• [Written request A]:
From the records, return the lines starting with the one that contains "-10t + t xyxy=(321,147,390,160)" and going on through the one that contains "-2x + 10x xyxy=(321,94,404,107)", unchanged and including both of those lines.

• [Provided text]:
-- BEGIN --
A. Aging and Disabling Strategy
In order to determine which gates on mPPUF A can be aged to match those on B and vice versa, consider the delay and aging models presented in Equations 1 and 2, respectively. A gate g A on A can be aged to match its corresponding gate g B on B if and only if: (i) g A originally has lower delay than g B ; and (ii) the V th of g A can be increased enough by static aging to make its delay equal to that of g B . The required V th shift and aging time can be calculated from the two equations.
To allow for fast and low-energy device aging, we augment our mPPUF architecture by adding individual gate input control. The target gates on the mPPUFs can be aged by their respective desired amounts by supplying the gates with their maximally aging inputs. Note that it is beneficial for the two mPPUFs to match the greatest subset of gates possible, in order to maximize simulation complexity, achieve the desired statistical properties, and decrease the probability of coincidence from an unwelcome third party.
The final step in the physical matching process is for all the remaining unmatched gates to be disabled. In order to facilitate gate disabling, we add simple disabling logic (a single multiplexer) to the output of each gate that freezes the output to 1 or 0 if the gate is to be disabled.
B. Energy Optimization
In order to minimize energy spent in transmission while maintaining security, we propose a method to eliminate outputs in three phases. This procedure is based on the observations that the most beneficial outputs in terms of security are (i) those with close to 50% probability of being 0 (1) and (ii) those that are not easily predicted by others. This information can be obtained by applying a small set of input vectors after matching and conducting fast, low-cost statistical analysis.
-- END --
• [Written request B]:
Retype the mPPUF aging and energy passage above exactly.

• [Given records]:
-- BEGIN --
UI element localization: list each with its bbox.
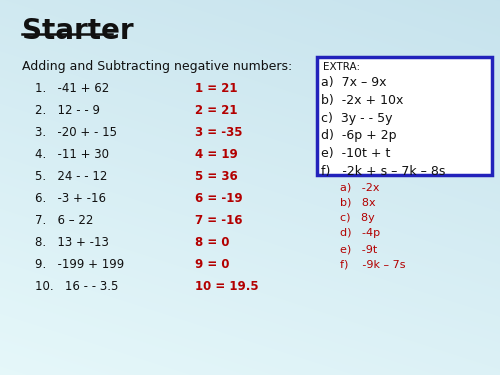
Text: e)  -10t + t: e) -10t + t xyxy=(321,147,390,160)
Text: 2.   12 - - 9: 2. 12 - - 9 xyxy=(35,104,100,117)
Text: 10 = 19.5: 10 = 19.5 xyxy=(195,280,258,293)
Text: 3 = -35: 3 = -35 xyxy=(195,126,242,139)
Text: d)   -4p: d) -4p xyxy=(340,228,380,238)
Text: b)  -2x + 10x: b) -2x + 10x xyxy=(321,94,404,107)
Text: a)   -2x: a) -2x xyxy=(340,182,380,192)
Text: 9.   -199 + 199: 9. -199 + 199 xyxy=(35,258,124,271)
Text: f)   -2k + s – 7k – 8s: f) -2k + s – 7k – 8s xyxy=(321,165,446,178)
Text: c)   8y: c) 8y xyxy=(340,213,375,223)
Text: c)  3y - - 5y: c) 3y - - 5y xyxy=(321,112,392,125)
Text: 1.   -41 + 62: 1. -41 + 62 xyxy=(35,82,109,95)
Text: 5.   24 - - 12: 5. 24 - - 12 xyxy=(35,170,108,183)
Text: 1 = 21: 1 = 21 xyxy=(195,82,238,95)
Text: 9 = 0: 9 = 0 xyxy=(195,258,230,271)
Text: 8 = 0: 8 = 0 xyxy=(195,236,230,249)
Bar xyxy=(317,57,492,175)
Text: 3.   -20 + - 15: 3. -20 + - 15 xyxy=(35,126,117,139)
Text: 8.   13 + -13: 8. 13 + -13 xyxy=(35,236,109,249)
Text: 4 = 19: 4 = 19 xyxy=(195,148,238,161)
Text: a)  7x – 9x: a) 7x – 9x xyxy=(321,76,386,89)
Text: 10.   16 - - 3.5: 10. 16 - - 3.5 xyxy=(35,280,118,293)
Text: 7.   6 – 22: 7. 6 – 22 xyxy=(35,214,94,227)
Text: Starter: Starter xyxy=(22,17,134,45)
Text: f)    -9k – 7s: f) -9k – 7s xyxy=(340,260,406,270)
Text: 7 = -16: 7 = -16 xyxy=(195,214,242,227)
Text: d)  -6p + 2p: d) -6p + 2p xyxy=(321,129,396,142)
Text: e)   -9t: e) -9t xyxy=(340,244,378,254)
Text: 2 = 21: 2 = 21 xyxy=(195,104,238,117)
Text: 6 = -19: 6 = -19 xyxy=(195,192,242,205)
Text: b)   8x: b) 8x xyxy=(340,198,376,207)
Text: 4.   -11 + 30: 4. -11 + 30 xyxy=(35,148,109,161)
Text: EXTRA:: EXTRA: xyxy=(323,62,360,72)
Text: Adding and Subtracting negative numbers:: Adding and Subtracting negative numbers: xyxy=(22,60,292,73)
Text: 6.   -3 + -16: 6. -3 + -16 xyxy=(35,192,106,205)
Text: 5 = 36: 5 = 36 xyxy=(195,170,238,183)
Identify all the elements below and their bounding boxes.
-- END --
• [Final result A]:
Text: e)  -10t + t: e) -10t + t xyxy=(321,147,390,160)
Text: 2.   12 - - 9: 2. 12 - - 9 xyxy=(35,104,100,117)
Text: 10 = 19.5: 10 = 19.5 xyxy=(195,280,258,293)
Text: 3 = -35: 3 = -35 xyxy=(195,126,242,139)
Text: d)   -4p: d) -4p xyxy=(340,228,380,238)
Text: b)  -2x + 10x: b) -2x + 10x xyxy=(321,94,404,107)

• [Final result B]:
A. Aging and Disabling Strategy
In order to determine which gates on mPPUF A can be aged to match those on B and vice versa, consider the delay and aging models presented in Equations 1 and 2, respectively. A gate g A on A can be aged to match its corresponding gate g B on B if and only if: (i) g A originally has lower delay than g B ; and (ii) the V th of g A can be increased enough by static aging to make its delay equal to that of g B . The required V th shift and aging time can be calculated from the two equations.
To allow for fast and low-energy device aging, we augment our mPPUF architecture by adding individual gate input control. The target gates on the mPPUFs can be aged by their respective desired amounts by supplying the gates with their maximally aging inputs. Note that it is beneficial for the two mPPUFs to match the greatest subset of gates possible, in order to maximize simulation complexity, achieve the desired statistical properties, and decrease the probability of coincidence from an unwelcome third party.
The final step in the physical matching process is for all the remaining unmatched gates to be disabled. In order to facilitate gate disabling, we add simple disabling logic (a single multiplexer) to the output of each gate that freezes the output to 1 or 0 if the gate is to be disabled.
B. Energy Optimization
In order to minimize energy spent in transmission while maintaining security, we propose a method to eliminate outputs in three phases. This procedure is based on the observations that the most beneficial outputs in terms of security are (i) those with close to 50% probability of being 0 (1) and (ii) those that are not easily predicted by others. This information can be obtained by applying a small set of input vectors after matching and conducting fast, low-cost statistical analysis.